**Goal of the exercise**
Please print all the lines below exactly as they are written.

--- Records shown Enclosed Below ---

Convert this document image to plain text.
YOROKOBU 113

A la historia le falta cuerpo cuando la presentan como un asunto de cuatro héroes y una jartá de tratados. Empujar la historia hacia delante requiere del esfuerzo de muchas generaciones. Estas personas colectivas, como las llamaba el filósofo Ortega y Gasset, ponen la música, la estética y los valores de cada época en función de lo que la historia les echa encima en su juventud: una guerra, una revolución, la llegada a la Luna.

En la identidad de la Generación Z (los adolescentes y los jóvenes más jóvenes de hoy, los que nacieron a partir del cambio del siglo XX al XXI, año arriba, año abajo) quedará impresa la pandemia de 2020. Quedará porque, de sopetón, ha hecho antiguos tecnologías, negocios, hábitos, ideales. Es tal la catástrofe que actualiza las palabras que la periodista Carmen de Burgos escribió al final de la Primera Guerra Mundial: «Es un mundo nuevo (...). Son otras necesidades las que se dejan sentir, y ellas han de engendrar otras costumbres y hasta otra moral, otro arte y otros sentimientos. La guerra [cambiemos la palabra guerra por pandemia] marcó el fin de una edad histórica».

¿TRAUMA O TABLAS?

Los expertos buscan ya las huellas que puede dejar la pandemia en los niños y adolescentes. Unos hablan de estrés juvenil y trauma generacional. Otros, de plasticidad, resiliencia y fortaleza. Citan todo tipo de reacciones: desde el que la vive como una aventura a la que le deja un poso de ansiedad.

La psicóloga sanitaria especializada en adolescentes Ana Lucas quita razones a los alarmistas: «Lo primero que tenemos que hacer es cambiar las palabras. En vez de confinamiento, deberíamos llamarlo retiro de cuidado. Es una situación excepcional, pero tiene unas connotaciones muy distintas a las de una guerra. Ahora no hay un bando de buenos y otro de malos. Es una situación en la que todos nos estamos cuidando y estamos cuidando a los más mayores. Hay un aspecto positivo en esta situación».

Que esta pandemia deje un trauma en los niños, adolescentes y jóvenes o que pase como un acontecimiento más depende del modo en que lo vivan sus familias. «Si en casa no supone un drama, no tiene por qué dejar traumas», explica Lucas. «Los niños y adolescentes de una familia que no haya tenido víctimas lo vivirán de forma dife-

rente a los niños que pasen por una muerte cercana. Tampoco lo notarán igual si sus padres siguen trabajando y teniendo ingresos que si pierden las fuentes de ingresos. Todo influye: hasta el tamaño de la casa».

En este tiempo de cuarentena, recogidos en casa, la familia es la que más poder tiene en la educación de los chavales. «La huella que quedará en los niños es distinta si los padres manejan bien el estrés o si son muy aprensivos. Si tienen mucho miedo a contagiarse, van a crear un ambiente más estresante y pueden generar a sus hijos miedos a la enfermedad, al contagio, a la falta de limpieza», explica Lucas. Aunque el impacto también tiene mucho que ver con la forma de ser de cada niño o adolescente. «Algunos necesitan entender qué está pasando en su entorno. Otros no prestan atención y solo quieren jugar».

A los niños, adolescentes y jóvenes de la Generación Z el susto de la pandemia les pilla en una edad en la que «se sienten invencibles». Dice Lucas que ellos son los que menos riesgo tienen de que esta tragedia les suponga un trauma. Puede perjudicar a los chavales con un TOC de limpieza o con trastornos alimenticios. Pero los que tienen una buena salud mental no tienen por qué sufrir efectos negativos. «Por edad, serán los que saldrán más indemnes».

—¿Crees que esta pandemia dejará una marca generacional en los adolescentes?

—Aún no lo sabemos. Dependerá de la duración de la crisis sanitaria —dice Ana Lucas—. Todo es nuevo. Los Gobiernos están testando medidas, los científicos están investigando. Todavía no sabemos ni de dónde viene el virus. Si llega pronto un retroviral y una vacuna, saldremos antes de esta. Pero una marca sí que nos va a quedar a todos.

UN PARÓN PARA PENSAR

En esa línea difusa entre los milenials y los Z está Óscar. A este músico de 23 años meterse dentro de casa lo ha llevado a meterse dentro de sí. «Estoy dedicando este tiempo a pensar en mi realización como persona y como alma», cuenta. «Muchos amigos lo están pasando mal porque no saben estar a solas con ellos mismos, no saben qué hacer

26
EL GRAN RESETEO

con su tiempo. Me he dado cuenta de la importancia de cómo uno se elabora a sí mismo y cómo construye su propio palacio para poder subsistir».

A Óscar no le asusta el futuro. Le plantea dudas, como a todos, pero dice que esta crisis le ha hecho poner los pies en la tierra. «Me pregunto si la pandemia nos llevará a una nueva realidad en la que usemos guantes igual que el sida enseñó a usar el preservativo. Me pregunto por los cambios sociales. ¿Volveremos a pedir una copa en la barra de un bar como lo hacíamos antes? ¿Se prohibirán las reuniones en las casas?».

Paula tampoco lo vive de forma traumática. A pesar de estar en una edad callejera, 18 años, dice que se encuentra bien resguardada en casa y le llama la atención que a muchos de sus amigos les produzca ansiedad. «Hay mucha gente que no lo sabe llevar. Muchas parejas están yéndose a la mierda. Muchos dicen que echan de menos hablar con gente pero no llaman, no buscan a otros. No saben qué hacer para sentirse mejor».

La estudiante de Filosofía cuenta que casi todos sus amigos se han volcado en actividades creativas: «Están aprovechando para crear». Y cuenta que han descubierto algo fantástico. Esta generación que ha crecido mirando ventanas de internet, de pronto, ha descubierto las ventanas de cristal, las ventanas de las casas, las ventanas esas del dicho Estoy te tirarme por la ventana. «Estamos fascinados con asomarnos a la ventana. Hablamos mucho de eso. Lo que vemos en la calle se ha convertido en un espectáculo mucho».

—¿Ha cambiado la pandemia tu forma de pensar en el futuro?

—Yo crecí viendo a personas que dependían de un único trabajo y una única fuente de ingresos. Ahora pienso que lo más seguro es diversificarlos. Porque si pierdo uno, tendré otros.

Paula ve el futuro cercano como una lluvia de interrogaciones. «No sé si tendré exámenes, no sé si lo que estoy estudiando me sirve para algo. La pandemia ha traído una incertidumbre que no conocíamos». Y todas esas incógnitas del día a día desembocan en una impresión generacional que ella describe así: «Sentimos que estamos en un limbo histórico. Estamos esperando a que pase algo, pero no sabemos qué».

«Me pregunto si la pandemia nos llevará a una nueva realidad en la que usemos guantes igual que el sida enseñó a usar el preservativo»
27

--- End of Enclosed Records shown ---

**Output of the task**
Convert this document image to plain text.
YOROKOBU 113

A la historia le falta cuerpo cuando la presentan como un asunto de cuatro héroes y una jartá de tratados. Empujar la historia hacia delante requiere del esfuerzo de muchas generaciones. Estas personas colectivas, como las llamaba el filósofo Ortega y Gasset, ponen la música, la estética y los valores de cada época en función de lo que la historia les echa encima en su juventud: una guerra, una revolución, la llegada a la Luna.

En la identidad de la Generación Z (los adolescentes y los jóvenes más jóvenes de hoy, los que nacieron a partir del cambio del siglo XX al XXI, año arriba, año abajo) quedará impresa la pandemia de 2020. Quedará porque, de sopetón, ha hecho antiguos tecnologías, negocios, hábitos, ideales. Es tal la catástrofe que actualiza las palabras que la periodista Carmen de Burgos escribió al final de la Primera Guerra Mundial: «Es un mundo nuevo (...). Son otras necesidades las que se dejan sentir, y ellas han de engendrar otras costumbres y hasta otra moral, otro arte y otros sentimientos. La guerra [cambiemos la palabra guerra por pandemia] marcó el fin de una edad histórica».

¿TRAUMA O TABLAS?

Los expertos buscan ya las huellas que puede dejar la pandemia en los niños y adolescentes. Unos hablan de estrés juvenil y trauma generacional. Otros, de plasticidad, resiliencia y fortaleza. Citan todo tipo de reacciones: desde el que la vive como una aventura a la que le deja un poso de ansiedad.

La psicóloga sanitaria especializada en adolescentes Ana Lucas quita razones a los alarmistas: «Lo primero que tenemos que hacer es cambiar las palabras. En vez de confinamiento, deberíamos llamarlo retiro de cuidado. Es una situación excepcional, pero tiene unas connotaciones muy distintas a las de una guerra. Ahora no hay un bando de buenos y otro de malos. Es una situación en la que todos nos estamos cuidando y estamos cuidando a los más mayores. Hay un aspecto positivo en esta situación».

Que esta pandemia deje un trauma en los niños, adolescentes y jóvenes o que pase como un acontecimiento más depende del modo en que lo vivan sus familias. «Si en casa no supone un drama, no tiene por qué dejar traumas», explica Lucas. «Los niños y adolescentes de una familia que no haya tenido víctimas lo vivirán de forma dife-

rente a los niños que pasen por una muerte cercana. Tampoco lo notarán igual si sus padres siguen trabajando y teniendo ingresos que si pierden las fuentes de ingresos. Todo influye: hasta el tamaño de la casa».

En este tiempo de cuarentena, recogidos en casa, la familia es la que más poder tiene en la educación de los chavales. «La huella que quedará en los niños es distinta si los padres manejan bien el estrés o si son muy aprensivos. Si tienen mucho miedo a contagiarse, van a crear un ambiente más estresante y pueden generar a sus hijos miedos a la enfermedad, al contagio, a la falta de limpieza», explica Lucas. Aunque el impacto también tiene mucho que ver con la forma de ser de cada niño o adolescente. «Algunos necesitan entender qué está pasando en su entorno. Otros no prestan atención y solo quieren jugar».

A los niños, adolescentes y jóvenes de la Generación Z el susto de la pandemia les pilla en una edad en la que «se sienten invencibles». Dice Lucas que ellos son los que menos riesgo tienen de que esta tragedia les suponga un trauma. Puede perjudicar a los chavales con un TOC de limpieza o con trastornos alimenticios. Pero los que tienen una buena salud mental no tienen por qué sufrir efectos negativos. «Por edad, serán los que saldrán más indemnes».

—¿Crees que esta pandemia dejará una marca generacional en los adolescentes?

—Aún no lo sabemos. Dependerá de la duración de la crisis sanitaria —dice Ana Lucas—. Todo es nuevo. Los Gobiernos están testando medidas, los científicos están investigando. Todavía no sabemos ni de dónde viene el virus. Si llega pronto un retroviral y una vacuna, saldremos antes de esta. Pero una marca sí que nos va a quedar a todos.

UN PARÓN PARA PENSAR

En esa línea difusa entre los milenials y los Z está Óscar. A este músico de 23 años meterse dentro de casa lo ha llevado a meterse dentro de sí. «Estoy dedicando este tiempo a pensar en mi realización como persona y como alma», cuenta. «Muchos amigos lo están pasando mal porque no saben estar a solas con ellos mismos, no saben qué hacer

26
EL GRAN RESETEO

con su tiempo. Me he dado cuenta de la importancia de cómo uno se elabora a sí mismo y cómo construye su propio palacio para poder subsistir».

A Óscar no le asusta el futuro. Le plantea dudas, como a todos, pero dice que esta crisis le ha hecho poner los pies en la tierra. «Me pregunto si la pandemia nos llevará a una nueva realidad en la que usemos guantes igual que el sida enseñó a usar el preservativo. Me pregunto por los cambios sociales. ¿Volveremos a pedir una copa en la barra de un bar como lo hacíamos antes? ¿Se prohibirán las reuniones en las casas?».

Paula tampoco lo vive de forma traumática. A pesar de estar en una edad callejera, 18 años, dice que se encuentra bien resguardada en casa y le llama la atención que a muchos de sus amigos les produzca ansiedad. «Hay mucha gente que no lo sabe llevar. Muchas parejas están yéndose a la mierda. Muchos dicen que echan de menos hablar con gente pero no llaman, no buscan a otros. No saben qué hacer para sentirse mejor».

La estudiante de Filosofía cuenta que casi todos sus amigos se han volcado en actividades creativas: «Están aprovechando para crear». Y cuenta que han descubierto algo fantástico. Esta generación que ha crecido mirando ventanas de internet, de pronto, ha descubierto las ventanas de cristal, las ventanas de las casas, las ventanas esas del dicho Estoy te tirarme por la ventana. «Estamos fascinados con asomarnos a la ventana. Hablamos mucho de eso. Lo que vemos en la calle se ha convertido en un espectáculo mucho».

—¿Ha cambiado la pandemia tu forma de pensar en el futuro?

—Yo crecí viendo a personas que dependían de un único trabajo y una única fuente de ingresos. Ahora pienso que lo más seguro es diversificarlos. Porque si pierdo uno, tendré otros.

Paula ve el futuro cercano como una lluvia de interrogaciones. «No sé si tendré exámenes, no sé si lo que estoy estudiando me sirve para algo. La pandemia ha traído una incertidumbre que no conocíamos». Y todas esas incógnitas del día a día desembocan en una impresión generacional que ella describe así: «Sentimos que estamos en un limbo histórico. Estamos esperando a que pase algo, pero no sabemos qué».

«Me pregunto si la pandemia nos llevará a una nueva realidad en la que usemos guantes igual que el sida enseñó a usar el preservativo»
27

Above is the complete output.